= Challenge =
Please give the listing again, word for word, with nothing left out.

= Data supplied =
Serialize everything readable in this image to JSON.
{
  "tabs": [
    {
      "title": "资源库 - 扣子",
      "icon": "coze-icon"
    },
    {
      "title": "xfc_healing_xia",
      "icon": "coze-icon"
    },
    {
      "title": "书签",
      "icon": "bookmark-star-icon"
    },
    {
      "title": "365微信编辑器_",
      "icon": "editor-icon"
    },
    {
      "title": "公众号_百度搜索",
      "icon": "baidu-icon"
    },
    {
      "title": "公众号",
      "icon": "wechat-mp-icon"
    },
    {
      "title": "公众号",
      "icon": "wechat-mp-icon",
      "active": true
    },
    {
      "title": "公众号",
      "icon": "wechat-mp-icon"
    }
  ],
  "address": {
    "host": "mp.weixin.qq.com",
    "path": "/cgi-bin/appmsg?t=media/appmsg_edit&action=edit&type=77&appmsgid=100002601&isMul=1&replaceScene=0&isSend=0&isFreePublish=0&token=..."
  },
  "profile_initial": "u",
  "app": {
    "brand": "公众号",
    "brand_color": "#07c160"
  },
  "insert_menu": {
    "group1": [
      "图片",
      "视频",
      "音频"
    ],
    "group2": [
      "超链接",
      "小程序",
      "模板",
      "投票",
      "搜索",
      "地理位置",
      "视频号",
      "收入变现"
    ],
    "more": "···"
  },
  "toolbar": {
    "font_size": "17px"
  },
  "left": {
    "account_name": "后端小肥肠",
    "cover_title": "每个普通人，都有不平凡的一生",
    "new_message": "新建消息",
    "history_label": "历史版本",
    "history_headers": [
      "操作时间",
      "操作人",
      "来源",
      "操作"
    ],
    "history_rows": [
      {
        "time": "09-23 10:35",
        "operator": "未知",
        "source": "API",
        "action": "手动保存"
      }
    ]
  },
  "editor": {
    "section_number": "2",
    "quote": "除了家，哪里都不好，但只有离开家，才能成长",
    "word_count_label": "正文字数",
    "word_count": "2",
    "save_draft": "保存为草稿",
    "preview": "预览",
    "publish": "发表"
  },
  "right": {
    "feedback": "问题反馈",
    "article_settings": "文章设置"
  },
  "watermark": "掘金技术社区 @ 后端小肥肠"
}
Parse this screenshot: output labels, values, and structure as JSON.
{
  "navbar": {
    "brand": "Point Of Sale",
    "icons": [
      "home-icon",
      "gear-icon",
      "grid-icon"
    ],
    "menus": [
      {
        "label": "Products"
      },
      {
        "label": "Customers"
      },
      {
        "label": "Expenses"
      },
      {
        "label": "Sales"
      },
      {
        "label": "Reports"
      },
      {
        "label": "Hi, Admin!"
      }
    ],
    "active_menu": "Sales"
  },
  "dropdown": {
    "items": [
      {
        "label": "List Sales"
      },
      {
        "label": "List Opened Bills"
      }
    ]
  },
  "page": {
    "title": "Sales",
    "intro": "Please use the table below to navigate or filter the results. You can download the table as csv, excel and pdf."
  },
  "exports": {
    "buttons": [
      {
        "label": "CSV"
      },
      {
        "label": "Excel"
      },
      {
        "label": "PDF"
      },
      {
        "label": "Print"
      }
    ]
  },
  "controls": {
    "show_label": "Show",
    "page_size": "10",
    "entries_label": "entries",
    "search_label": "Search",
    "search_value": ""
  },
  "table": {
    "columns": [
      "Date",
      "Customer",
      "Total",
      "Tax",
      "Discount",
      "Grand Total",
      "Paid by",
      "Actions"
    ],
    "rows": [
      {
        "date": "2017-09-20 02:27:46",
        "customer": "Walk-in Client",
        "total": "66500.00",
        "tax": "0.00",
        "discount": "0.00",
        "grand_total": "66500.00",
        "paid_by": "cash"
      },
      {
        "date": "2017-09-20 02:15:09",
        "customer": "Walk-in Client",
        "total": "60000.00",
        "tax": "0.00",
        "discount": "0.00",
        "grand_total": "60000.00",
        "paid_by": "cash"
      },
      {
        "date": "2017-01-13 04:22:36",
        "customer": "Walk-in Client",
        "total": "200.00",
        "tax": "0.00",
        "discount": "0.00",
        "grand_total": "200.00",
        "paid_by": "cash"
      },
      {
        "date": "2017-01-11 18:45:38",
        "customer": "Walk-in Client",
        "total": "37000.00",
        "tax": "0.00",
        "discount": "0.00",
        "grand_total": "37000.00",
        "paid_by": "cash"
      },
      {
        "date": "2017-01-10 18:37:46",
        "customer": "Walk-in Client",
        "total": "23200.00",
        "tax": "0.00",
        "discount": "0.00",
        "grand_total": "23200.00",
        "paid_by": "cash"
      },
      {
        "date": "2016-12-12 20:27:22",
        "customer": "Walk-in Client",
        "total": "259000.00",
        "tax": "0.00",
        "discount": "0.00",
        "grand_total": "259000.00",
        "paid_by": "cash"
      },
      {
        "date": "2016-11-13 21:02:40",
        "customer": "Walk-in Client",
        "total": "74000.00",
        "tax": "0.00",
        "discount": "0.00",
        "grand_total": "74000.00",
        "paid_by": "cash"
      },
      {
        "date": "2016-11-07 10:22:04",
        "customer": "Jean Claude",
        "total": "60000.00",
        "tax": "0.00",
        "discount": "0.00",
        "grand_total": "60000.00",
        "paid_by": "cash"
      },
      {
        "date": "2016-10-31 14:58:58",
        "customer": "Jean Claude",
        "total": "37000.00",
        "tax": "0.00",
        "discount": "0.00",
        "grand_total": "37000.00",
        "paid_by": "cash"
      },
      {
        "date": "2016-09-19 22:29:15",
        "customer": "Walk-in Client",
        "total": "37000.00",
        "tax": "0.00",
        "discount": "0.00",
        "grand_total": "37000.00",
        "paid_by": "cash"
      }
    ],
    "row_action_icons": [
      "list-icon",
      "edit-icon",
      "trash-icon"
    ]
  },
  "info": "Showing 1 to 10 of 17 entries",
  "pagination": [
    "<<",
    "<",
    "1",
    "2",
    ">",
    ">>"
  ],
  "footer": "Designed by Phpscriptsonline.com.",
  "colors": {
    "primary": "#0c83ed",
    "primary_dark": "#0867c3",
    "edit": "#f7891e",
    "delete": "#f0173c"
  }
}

= Solution to this task =
Serialize everything readable in this image to JSON.
{
  "tabs": [
    {
      "title": "资源库 - 扣子",
      "icon": "coze-icon"
    },
    {
      "title": "xfc_healing_xia",
      "icon": "coze-icon"
    },
    {
      "title": "书签",
      "icon": "bookmark-star-icon"
    },
    {
      "title": "365微信编辑器_",
      "icon": "editor-icon"
    },
    {
      "title": "公众号_百度搜索",
      "icon": "baidu-icon"
    },
    {
      "title": "公众号",
      "icon": "wechat-mp-icon"
    },
    {
      "title": "公众号",
      "icon": "wechat-mp-icon",
      "active": true
    },
    {
      "title": "公众号",
      "icon": "wechat-mp-icon"
    }
  ],
  "address": {
    "host": "mp.weixin.qq.com",
    "path": "/cgi-bin/appmsg?t=media/appmsg_edit&action=edit&type=77&appmsgid=100002601&isMul=1&replaceScene=0&isSend=0&isFreePublish=0&token=..."
  },
  "profile_initial": "u",
  "app": {
    "brand": "公众号",
    "brand_color": "#07c160"
  },
  "insert_menu": {
    "group1": [
      "图片",
      "视频",
      "音频"
    ],
    "group2": [
      "超链接",
      "小程序",
      "模板",
      "投票",
      "搜索",
      "地理位置",
      "视频号",
      "收入变现"
    ],
    "more": "···"
  },
  "toolbar": {
    "font_size": "17px"
  },
  "left": {
    "account_name": "后端小肥肠",
    "cover_title": "每个普通人，都有不平凡的一生",
    "new_message": "新建消息",
    "history_label": "历史版本",
    "history_headers": [
      "操作时间",
      "操作人",
      "来源",
      "操作"
    ],
    "history_rows": [
      {
        "time": "09-23 10:35",
        "operator": "未知",
        "source": "API",
        "action": "手动保存"
      }
    ]
  },
  "editor": {
    "section_number": "2",
    "quote": "除了家，哪里都不好，但只有离开家，才能成长",
    "word_count_label": "正文字数",
    "word_count": "2",
    "save_draft": "保存为草稿",
    "preview": "预览",
    "publish": "发表"
  },
  "right": {
    "feedback": "问题反馈",
    "article_settings": "文章设置"
  },
  "watermark": "掘金技术社区 @ 后端小肥肠"
}
Parse this screenshot: output labels, values, and structure as JSON.
{
  "navbar": {
    "brand": "Point Of Sale",
    "icons": [
      "home-icon",
      "gear-icon",
      "grid-icon"
    ],
    "menus": [
      {
        "label": "Products"
      },
      {
        "label": "Customers"
      },
      {
        "label": "Expenses"
      },
      {
        "label": "Sales"
      },
      {
        "label": "Reports"
      },
      {
        "label": "Hi, Admin!"
      }
    ],
    "active_menu": "Sales"
  },
  "dropdown": {
    "items": [
      {
        "label": "List Sales"
      },
      {
        "label": "List Opened Bills"
      }
    ]
  },
  "page": {
    "title": "Sales",
    "intro": "Please use the table below to navigate or filter the results. You can download the table as csv, excel and pdf."
  },
  "exports": {
    "buttons": [
      {
        "label": "CSV"
      },
      {
        "label": "Excel"
      },
      {
        "label": "PDF"
      },
      {
        "label": "Print"
      }
    ]
  },
  "controls": {
    "show_label": "Show",
    "page_size": "10",
    "entries_label": "entries",
    "search_label": "Search",
    "search_value": ""
  },
  "table": {
    "columns": [
      "Date",
      "Customer",
      "Total",
      "Tax",
      "Discount",
      "Grand Total",
      "Paid by",
      "Actions"
    ],
    "rows": [
      {
        "date": "2017-09-20 02:27:46",
        "customer": "Walk-in Client",
        "total": "66500.00",
        "tax": "0.00",
        "discount": "0.00",
        "grand_total": "66500.00",
        "paid_by": "cash"
      },
      {
        "date": "2017-09-20 02:15:09",
        "customer": "Walk-in Client",
        "total": "60000.00",
        "tax": "0.00",
        "discount": "0.00",
        "grand_total": "60000.00",
        "paid_by": "cash"
      },
      {
        "date": "2017-01-13 04:22:36",
        "customer": "Walk-in Client",
        "total": "200.00",
        "tax": "0.00",
        "discount": "0.00",
        "grand_total": "200.00",
        "paid_by": "cash"
      },
      {
        "date": "2017-01-11 18:45:38",
        "customer": "Walk-in Client",
        "total": "37000.00",
        "tax": "0.00",
        "discount": "0.00",
        "grand_total": "37000.00",
        "paid_by": "cash"
      },
      {
        "date": "2017-01-10 18:37:46",
        "customer": "Walk-in Client",
        "total": "23200.00",
        "tax": "0.00",
        "discount": "0.00",
        "grand_total": "23200.00",
        "paid_by": "cash"
      },
      {
        "date": "2016-12-12 20:27:22",
        "customer": "Walk-in Client",
        "total": "259000.00",
        "tax": "0.00",
        "discount": "0.00",
        "grand_total": "259000.00",
        "paid_by": "cash"
      },
      {
        "date": "2016-11-13 21:02:40",
        "customer": "Walk-in Client",
        "total": "74000.00",
        "tax": "0.00",
        "discount": "0.00",
        "grand_total": "74000.00",
        "paid_by": "cash"
      },
      {
        "date": "2016-11-07 10:22:04",
        "customer": "Jean Claude",
        "total": "60000.00",
        "tax": "0.00",
        "discount": "0.00",
        "grand_total": "60000.00",
        "paid_by": "cash"
      },
      {
        "date": "2016-10-31 14:58:58",
        "customer": "Jean Claude",
        "total": "37000.00",
        "tax": "0.00",
        "discount": "0.00",
        "grand_total": "37000.00",
        "paid_by": "cash"
      },
      {
        "date": "2016-09-19 22:29:15",
        "customer": "Walk-in Client",
        "total": "37000.00",
        "tax": "0.00",
        "discount": "0.00",
        "grand_total": "37000.00",
        "paid_by": "cash"
      }
    ],
    "row_action_icons": [
      "list-icon",
      "edit-icon",
      "trash-icon"
    ]
  },
  "info": "Showing 1 to 10 of 17 entries",
  "pagination": [
    "<<",
    "<",
    "1",
    "2",
    ">",
    ">>"
  ],
  "footer": "Designed by Phpscriptsonline.com.",
  "colors": {
    "primary": "#0c83ed",
    "primary_dark": "#0867c3",
    "edit": "#f7891e",
    "delete": "#f0173c"
  }
}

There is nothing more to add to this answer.